TASK BRIEF
Reproduce the entire listing word for word.

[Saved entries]
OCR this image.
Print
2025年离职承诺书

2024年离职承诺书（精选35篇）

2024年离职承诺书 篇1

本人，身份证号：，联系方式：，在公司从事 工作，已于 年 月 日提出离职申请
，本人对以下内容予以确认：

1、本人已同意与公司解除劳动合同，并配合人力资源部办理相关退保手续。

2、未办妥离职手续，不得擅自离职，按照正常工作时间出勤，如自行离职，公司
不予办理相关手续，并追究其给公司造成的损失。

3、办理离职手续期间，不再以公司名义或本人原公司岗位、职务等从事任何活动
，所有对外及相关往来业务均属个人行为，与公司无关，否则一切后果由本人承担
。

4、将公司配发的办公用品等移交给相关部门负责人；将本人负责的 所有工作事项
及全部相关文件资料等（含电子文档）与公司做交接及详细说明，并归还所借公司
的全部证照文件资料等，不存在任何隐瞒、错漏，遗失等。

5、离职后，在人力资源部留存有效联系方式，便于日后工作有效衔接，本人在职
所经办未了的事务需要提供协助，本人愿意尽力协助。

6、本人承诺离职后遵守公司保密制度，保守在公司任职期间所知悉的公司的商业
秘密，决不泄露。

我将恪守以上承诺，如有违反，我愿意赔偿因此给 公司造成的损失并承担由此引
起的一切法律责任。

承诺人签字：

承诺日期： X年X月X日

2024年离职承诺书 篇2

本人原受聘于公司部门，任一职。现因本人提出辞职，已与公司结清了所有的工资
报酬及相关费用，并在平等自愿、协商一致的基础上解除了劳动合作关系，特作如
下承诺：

OUTPUT
OCR this image.
Print
2025年离职承诺书

2024年离职承诺书（精选35篇）

2024年离职承诺书 篇1

本人，身份证号：，联系方式：，在公司从事 工作，已于 年 月 日提出离职申请
，本人对以下内容予以确认：

1、本人已同意与公司解除劳动合同，并配合人力资源部办理相关退保手续。

2、未办妥离职手续，不得擅自离职，按照正常工作时间出勤，如自行离职，公司
不予办理相关手续，并追究其给公司造成的损失。

3、办理离职手续期间，不再以公司名义或本人原公司岗位、职务等从事任何活动
，所有对外及相关往来业务均属个人行为，与公司无关，否则一切后果由本人承担
。

4、将公司配发的办公用品等移交给相关部门负责人；将本人负责的 所有工作事项
及全部相关文件资料等（含电子文档）与公司做交接及详细说明，并归还所借公司
的全部证照文件资料等，不存在任何隐瞒、错漏，遗失等。

5、离职后，在人力资源部留存有效联系方式，便于日后工作有效衔接，本人在职
所经办未了的事务需要提供协助，本人愿意尽力协助。

6、本人承诺离职后遵守公司保密制度，保守在公司任职期间所知悉的公司的商业
秘密，决不泄露。

我将恪守以上承诺，如有违反，我愿意赔偿因此给 公司造成的损失并承担由此引
起的一切法律责任。

承诺人签字：

承诺日期： X年X月X日

2024年离职承诺书 篇2

本人原受聘于公司部门，任一职。现因本人提出辞职，已与公司结清了所有的工资
报酬及相关费用，并在平等自愿、协商一致的基础上解除了劳动合作关系，特作如
下承诺：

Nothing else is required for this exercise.